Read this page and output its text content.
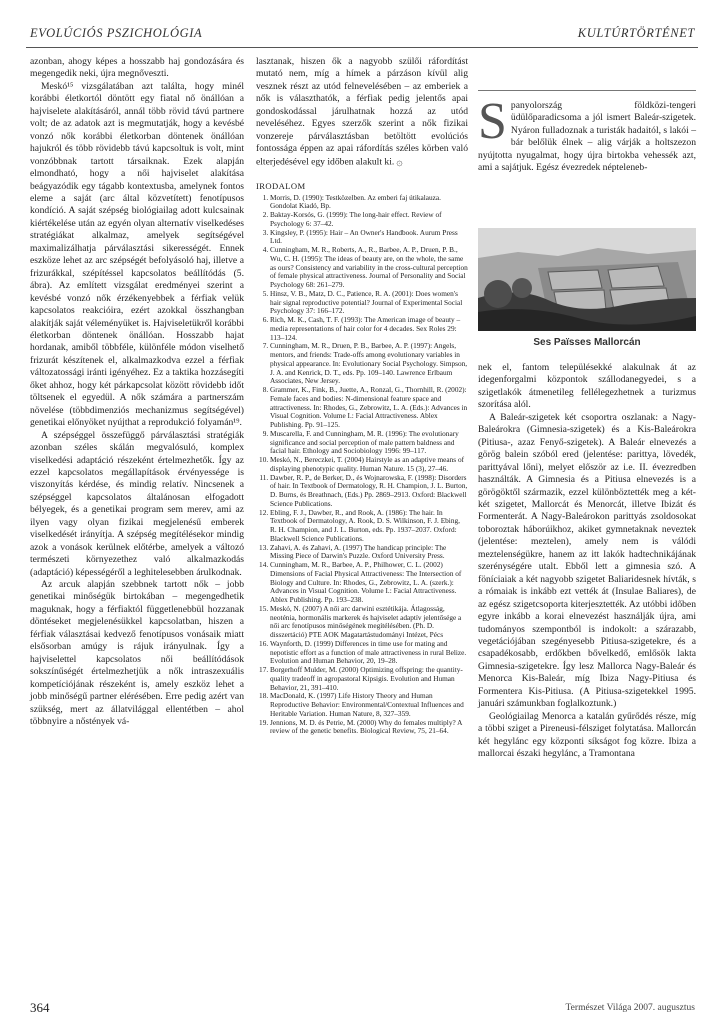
EVOLÚCIÓS PSZICHOLÓGIA	KULTÚRTÖRTÉNET

azonban, ahogy képes a hosszabb haj gondozására és megengedik neki, újra megnőveszti.

Meskó¹⁵ vizsgálatában azt találta, hogy minél korábbi életkortól döntött egy fiatal nő önállóan a hajviselete alakításáról, annál több rövid távú partnere volt; de az adatok azt is megmutatják, hogy a kevésbé vonzó nők korábbi életkorban döntenek önállóan hajukról és több rövidebb távú kapcsoltuk is volt, mint vonzóbbnak tartott társaiknak. Ezek alapján elmondható, hogy a női hajviselet alakítása beágyazódik egy tágabb kontextusba, amelynek fontos eleme a saját (arc által közvetített) fenotípusos kondíció. A saját szépség biológiailag adott kulcsainak kiértékelése után az egyén olyan alternatív viselkedéses stratégiákat alkalmaz, amelyek segítségével maximalizálhatja párválasztási sikerességét. Ennek eszköze lehet az arc szépségét befolyásoló haj, illetve a frizurákkal, szépítéssel kapcsolatos beállítódás (5. ábra). Az említett vizsgálat eredményei szerint a kevésbé vonzó nők érzékenyebbek a férfiak velük kapcsolatos reakcióira, ezért azokkal összhangban alakítják saját véleményüket is. Hajviseletükről korábbi életkorban döntenek önállóan. Hosszabb hajat hordanak, amiből többféle, különféle módon viselhető frizurát készítenek el, alkalmazkodva ezzel a férfiak változatossági iránti igényéhez. Ez a taktika hozzásegíti őket ahhoz, hogy két párkapcsolat között rövidebb időt töltsenek el egyedül. A nők számára a partnerszám növelése (többdimenziós mechanizmus segítségével) genetikai előnyöket nyújthat a reprodukció folyamán¹⁹.

A szépséggel összefüggő párválasztási stratégiák azonban széles skálán megvalósuló, komplex viselkedési adaptáció részeként értelmezhetők. Így az ezzel kapcsolatos megállapítások érvényessége is viszonyítás kérdése, és mindig relatív. Nincsenek a szépséggel kapcsolatos általánosan elfogadott bélyegek, és a genetikai program sem merev, ami az ilyen vagy olyan fizikai megjelenésű emberek viselkedését irányítja. A szépség megítélésekor mindig azok a vonások kerülnek előtérbe, amelyek a változó természeti környezethez való alkalmazkodás (adaptáció) képességéről a leghitelesebben árulkodnak.

Az arcuk alapján szebbnek tartott nők – jobb genetikai minőségük birtokában – megengedhetik maguknak, hogy a férfiaktól függetlenebbül hozzanak döntéseket megjelenésükkel kapcsolatban, hiszen a férfiak választásai kedvező fenotípusos vonásaik miatt elsősorban amúgy is rájuk irányulnak. Így a hajviselettel kapcsolatos női beállítódások sokszínűségét értelmezhetjük a nők intraszexuális kompetíciójának részeként is, amely eszköz lehet a jobb minőségű partner elérésében. Erre pedig azért van szükség, mert az állatvilággal ellentétben – ahol többnyire a nőstények vá-

lasztanak, hiszen ők a nagyobb szülői ráfordítást mutató nem, míg a hímek a párzáson kívül alig vesznek részt az utód felnevelésében – az emberiek a nők is választhatók, a férfiak pedig jelentős apai gondoskodással járulhatnak hozzá az utód neveléséhez. Egyes szerzők szerint a nők fizikai vonzereje párválasztásban betöltött evolúciós fontossága éppen az apai ráfordítás széles körben való elterjedésével egy időben alakult ki. ۞

IRODALOM
1. Morris, D. (1990): Testközelben. Az emberi faj útikalauza. Gondolat Kiadó, Bp.
2. Baktay-Korsós, G. (1999): The long-hair effect. Review of Psychology 6: 37–42.
3. Kingsley, P. (1995): Hair – An Owner's Handbook. Aurum Press Ltd.
4. Cunningham, M. R., Roberts, A., R., Barbee, A. P., Druen, P. B., Wu, C. H. (1995): The ideas of beauty are, on the whole, the same as ours? Consistency and variability in the cross-cultural perception of female physical attractiveness. Journal of Personality and Social Psychology 68: 261–279.
5. Hinsz, V. B., Matz, D. C., Patience, R. A. (2001): Does women's hair signal reproductive potential? Journal of Experimental Social Psychology 37: 166–172.
6. Rich, M. K., Cash, T. F. (1993): The American image of beauty – media representations of hair color for 4 decades. Sex Roles 29: 113–124.
7. Cunningham, M. R., Druen, P. B., Barbee, A. P. (1997): Angels, mentors, and friends: Trade-offs among evolutionary variables in physical appearance. In: Evolutionary Social Psychology. Simpson, J. A. and Kenrick, D. T., eds. Pp. 109–140. Lawrence Erlbaum Associates, New Jersey.
8. Grammer, K., Fink, B., Juette, A., Ronzal, G., Thornhill, R. (2002): Female faces and bodies: N-dimensional feature space and attractiveness. In: Rhodes, G., Zebrowitz, L. A. (Eds.): Advances in Visual Cognition. Volume I.: Facial Attractiveness. Ablex Publishing. Pp. 91–125.
9. Muscarella, F. and Cunningham, M. R. (1996): The evolutionary significance and social perception of male pattern baldness and facial hair. Ethology and Sociobiology 1996: 99–117.
10. Meskó, N., Bereczkei, T. (2004) Hairstyle as an adaptive means of displaying phenotypic quality. Human Nature. 15 (3), 27–46.
11. Dawber, R. P., de Berker, D., és Wojnarowska, F. (1998): Disorders of hair. In Textbook of Dermatology, R. H. Champion, J. L. Burton, D. Burns, és Breathnach, (Eds.) Pp. 2869–2913. Oxford: Blackwell Science Publications.
12. Ebling, F. J., Dawber, R., and Rook, A. (1986): The hair. In Textbook of Dermatology, A. Rook, D. S. Wilkinson, F. J. Ebing, R. H. Champion, and J. L. Burton, eds. Pp. 1937–2037. Oxford: Blackwell Science Publications.
13. Zahavi, A. és Zahavi, A. (1997) The handicap principle: The Missing Piece of Darwin's Puzzle. Oxford University Press.
14. Cunningham, M. R., Barbee, A. P., Philhower, C. L. (2002) Dimensions of Facial Physical Attractiveness: The Intersection of Biology and Culture. In: Rhodes, G., Zebrowitz, L. A. (szerk.): Advances in Visual Cognition. Volume I.: Facial Attractiveness. Ablex Publishing. Pp. 193–238.
15. Meskó, N. (2007) A női arc darwini esztétikája. Átlagosság, neoténia, hormonális markerek és hajviselet adaptív jelentősége a női arc fenotípusos minőségének megítélésében. (Ph. D. disszertáció) PTE AOK Magatartástudományi Intézet, Pécs
16. Waynforth, D. (1999) Differences in time use for mating and nepotistic effort as a function of male attractiveness in rural Belize. Evolution and Human Behavior, 20, 19–28.
17. Borgerhoff Mulder, M. (2000) Optimizing offspring: the quantity-quality tradeoff in agropastoral Kipsigis. Evolution and Human Behavior, 21, 391–410.
18. MacDonald, K. (1997) Life History Theory and Human Reproductive Behavior: Environmental/Contextual Influences and Heritable Variation. Human Nature, 8, 327–359.
19. Jennions, M. D. és Petrie, M. (2000) Why do females multiply? A review of the genetic benefits. Biological Review, 75, 21–64.
Spanyolország földközi-tengeri üdülőparadicsoma a jól ismert Baleár-szigetek. Nyáron fulladoznak a turisták hadaitól, s lakói – bár belőlük élnek – alig várják a holtszezon nyújtotta nyugalmat, hogy újra birtokba vehessék azt, ami a sajátjuk. Egész évezredek népteleneb-
Ses Païsses Mallorcán

nek el, fantom településekké alakulnak át az idegenforgalmi központok szállodanegyedei, s a szigetlakók átmenetileg fellélegezhetnek a turizmus szorítása alól.

A Baleár-szigetek két csoportra oszlanak: a Nagy-Baleárokra (Gimnesia-szigetek) és a Kis-Baleárokra (Pitiusa-, azaz Fenyő-szigetek). A Baleár elnevezés a görög balein szóból ered (jelentése: parittya, lövedék, parittyával lőni), melyet először az i.e. II. évezredben használták. A Gimnesia és a Pitiusa elnevezés is a görögöktől származik, ezzel különböztették meg a két-két szigetet, Mallorcát és Menorcát, illetve Ibizát és Formenterát. A Nagy-Baleárokon parittyás zsoldosokat toboroztak háborúikhoz, akiket gymnetaknak neveztek (jelentése: meztelen), amely nem is válódi meztelenségükre, hanem az itt lakók hadtechnikájának szerénységére utalt. Ebből lett a gimnesia szó. A föníciaiak a két nagyobb szigetet Baliaridesnek hívták, s a rómaiak is inkább ezt vették át (Insulae Baliares), de az egész szigetcsoporta kiterjesztették. Az utóbbi időben egyre inkább a korai elnevezést használják újra, ami tudományos szempontból is indokolt: a szárazabb, vegetációjában szegényesebb Pitiusa-szigetekre, és a csapadékosabb, erdőkben bővelkedő, emlősök lakta Gimnesia-szigetekre. Így lesz Mallorca Nagy-Baleár és Menorca Kis-Baleár, míg Ibiza Nagy-Pitiusa és Formentera Kis-Pitiusa. (A Pitiusa-szigetekkel 1995. januári számunkban foglalkoztunk.)

Geológiailag Menorca a katalán gyűrődés része, míg a többi sziget a Pireneusi-félsziget folytatása. Mallorcán két hegylánc egy központi síkságot fog közre. Ibiza a mallorcai északi hegylánc, a Tramontana

364	Természet Világa 2007. augusztus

+ + + +

YOUR GOAL:
Count the lines that hold the string "Behavior", and reply with that number alone.

WRITTEN RESPONSE:
3